→ Exercise brief: The records should be written out in full, with nothing altered.

→ Input data:
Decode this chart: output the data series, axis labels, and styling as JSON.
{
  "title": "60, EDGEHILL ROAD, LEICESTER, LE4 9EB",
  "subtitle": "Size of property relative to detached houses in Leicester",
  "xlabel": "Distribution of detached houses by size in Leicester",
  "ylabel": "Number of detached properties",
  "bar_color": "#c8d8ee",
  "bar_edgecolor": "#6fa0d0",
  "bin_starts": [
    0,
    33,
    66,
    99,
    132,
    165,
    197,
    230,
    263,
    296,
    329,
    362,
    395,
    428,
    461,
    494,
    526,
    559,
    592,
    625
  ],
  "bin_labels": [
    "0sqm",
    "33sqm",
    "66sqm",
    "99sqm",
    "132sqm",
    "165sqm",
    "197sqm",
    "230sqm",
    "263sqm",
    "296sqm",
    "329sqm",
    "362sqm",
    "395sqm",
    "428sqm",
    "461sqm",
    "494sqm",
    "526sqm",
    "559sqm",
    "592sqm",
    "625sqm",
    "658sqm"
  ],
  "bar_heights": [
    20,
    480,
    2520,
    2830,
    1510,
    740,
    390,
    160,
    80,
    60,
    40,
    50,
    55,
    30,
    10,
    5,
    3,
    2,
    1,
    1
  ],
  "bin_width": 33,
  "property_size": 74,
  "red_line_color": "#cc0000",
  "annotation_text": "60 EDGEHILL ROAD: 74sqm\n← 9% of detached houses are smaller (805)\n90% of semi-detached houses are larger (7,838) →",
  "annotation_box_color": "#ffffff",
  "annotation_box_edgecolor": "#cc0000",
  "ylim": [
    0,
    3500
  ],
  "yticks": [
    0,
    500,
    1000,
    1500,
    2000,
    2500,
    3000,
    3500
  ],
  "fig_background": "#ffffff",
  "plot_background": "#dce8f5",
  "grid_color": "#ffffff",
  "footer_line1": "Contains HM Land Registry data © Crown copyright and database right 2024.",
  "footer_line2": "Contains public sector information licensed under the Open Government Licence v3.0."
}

→ Exercise answer:
Decode this chart: output the data series, axis labels, and styling as JSON.
{
  "title": "60, EDGEHILL ROAD, LEICESTER, LE4 9EB",
  "subtitle": "Size of property relative to detached houses in Leicester",
  "xlabel": "Distribution of detached houses by size in Leicester",
  "ylabel": "Number of detached properties",
  "bar_color": "#c8d8ee",
  "bar_edgecolor": "#6fa0d0",
  "bin_starts": [
    0,
    33,
    66,
    99,
    132,
    165,
    197,
    230,
    263,
    296,
    329,
    362,
    395,
    428,
    461,
    494,
    526,
    559,
    592,
    625
  ],
  "bin_labels": [
    "0sqm",
    "33sqm",
    "66sqm",
    "99sqm",
    "132sqm",
    "165sqm",
    "197sqm",
    "230sqm",
    "263sqm",
    "296sqm",
    "329sqm",
    "362sqm",
    "395sqm",
    "428sqm",
    "461sqm",
    "494sqm",
    "526sqm",
    "559sqm",
    "592sqm",
    "625sqm",
    "658sqm"
  ],
  "bar_heights": [
    20,
    480,
    2520,
    2830,
    1510,
    740,
    390,
    160,
    80,
    60,
    40,
    50,
    55,
    30,
    10,
    5,
    3,
    2,
    1,
    1
  ],
  "bin_width": 33,
  "property_size": 74,
  "red_line_color": "#cc0000",
  "annotation_text": "60 EDGEHILL ROAD: 74sqm\n← 9% of detached houses are smaller (805)\n90% of semi-detached houses are larger (7,838) →",
  "annotation_box_color": "#ffffff",
  "annotation_box_edgecolor": "#cc0000",
  "ylim": [
    0,
    3500
  ],
  "yticks": [
    0,
    500,
    1000,
    1500,
    2000,
    2500,
    3000,
    3500
  ],
  "fig_background": "#ffffff",
  "plot_background": "#dce8f5",
  "grid_color": "#ffffff",
  "footer_line1": "Contains HM Land Registry data © Crown copyright and database right 2024.",
  "footer_line2": "Contains public sector information licensed under the Open Government Licence v3.0."
}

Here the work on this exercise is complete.